▶ _Stated problem_: Quote the listing below in full and exactly as written, but omit every picture.

▶ _Material supplied_:
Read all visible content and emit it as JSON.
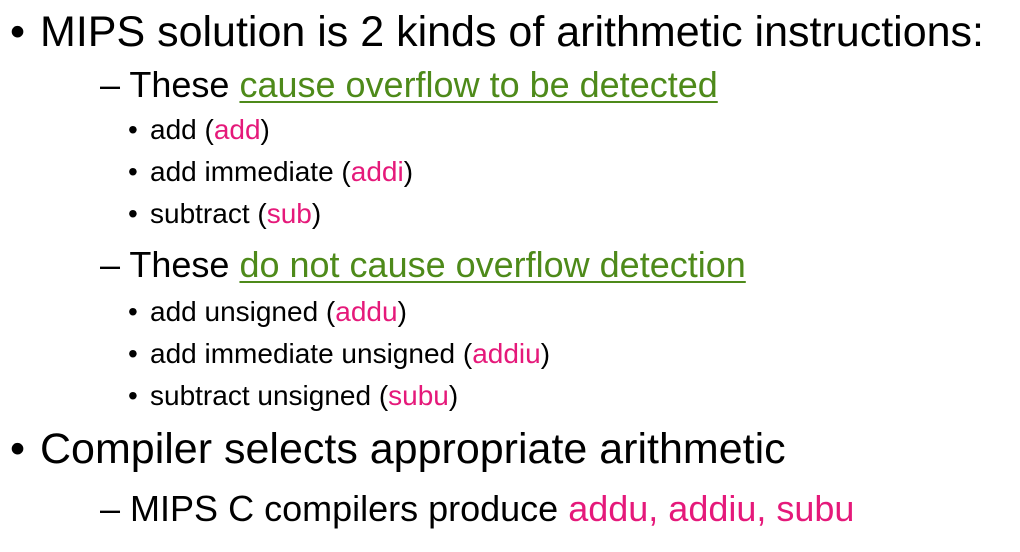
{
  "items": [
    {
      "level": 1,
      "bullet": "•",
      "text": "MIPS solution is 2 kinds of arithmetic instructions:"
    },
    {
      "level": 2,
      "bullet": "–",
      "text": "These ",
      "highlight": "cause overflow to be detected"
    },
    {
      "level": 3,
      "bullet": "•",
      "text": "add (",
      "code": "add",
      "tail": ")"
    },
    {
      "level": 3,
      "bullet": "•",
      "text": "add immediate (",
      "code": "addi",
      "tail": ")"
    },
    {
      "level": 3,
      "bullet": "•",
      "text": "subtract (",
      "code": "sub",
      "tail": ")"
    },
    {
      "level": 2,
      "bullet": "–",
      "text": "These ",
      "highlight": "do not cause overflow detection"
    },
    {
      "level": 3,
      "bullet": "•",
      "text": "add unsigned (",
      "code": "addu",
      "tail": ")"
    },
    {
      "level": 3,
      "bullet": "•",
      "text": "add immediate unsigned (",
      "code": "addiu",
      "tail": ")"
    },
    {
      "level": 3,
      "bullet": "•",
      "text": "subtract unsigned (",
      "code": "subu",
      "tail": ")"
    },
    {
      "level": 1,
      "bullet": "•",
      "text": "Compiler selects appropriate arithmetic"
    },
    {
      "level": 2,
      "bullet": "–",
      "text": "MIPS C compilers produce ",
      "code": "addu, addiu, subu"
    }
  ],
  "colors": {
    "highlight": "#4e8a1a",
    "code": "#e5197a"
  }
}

▶ _Right answer_:
Read all visible content and emit it as JSON.
{
  "items": [
    {
      "level": 1,
      "bullet": "•",
      "text": "MIPS solution is 2 kinds of arithmetic instructions:"
    },
    {
      "level": 2,
      "bullet": "–",
      "text": "These ",
      "highlight": "cause overflow to be detected"
    },
    {
      "level": 3,
      "bullet": "•",
      "text": "add (",
      "code": "add",
      "tail": ")"
    },
    {
      "level": 3,
      "bullet": "•",
      "text": "add immediate (",
      "code": "addi",
      "tail": ")"
    },
    {
      "level": 3,
      "bullet": "•",
      "text": "subtract (",
      "code": "sub",
      "tail": ")"
    },
    {
      "level": 2,
      "bullet": "–",
      "text": "These ",
      "highlight": "do not cause overflow detection"
    },
    {
      "level": 3,
      "bullet": "•",
      "text": "add unsigned (",
      "code": "addu",
      "tail": ")"
    },
    {
      "level": 3,
      "bullet": "•",
      "text": "add immediate unsigned (",
      "code": "addiu",
      "tail": ")"
    },
    {
      "level": 3,
      "bullet": "•",
      "text": "subtract unsigned (",
      "code": "subu",
      "tail": ")"
    },
    {
      "level": 1,
      "bullet": "•",
      "text": "Compiler selects appropriate arithmetic"
    },
    {
      "level": 2,
      "bullet": "–",
      "text": "MIPS C compilers produce ",
      "code": "addu, addiu, subu"
    }
  ],
  "colors": {
    "highlight": "#4e8a1a",
    "code": "#e5197a"
  }
}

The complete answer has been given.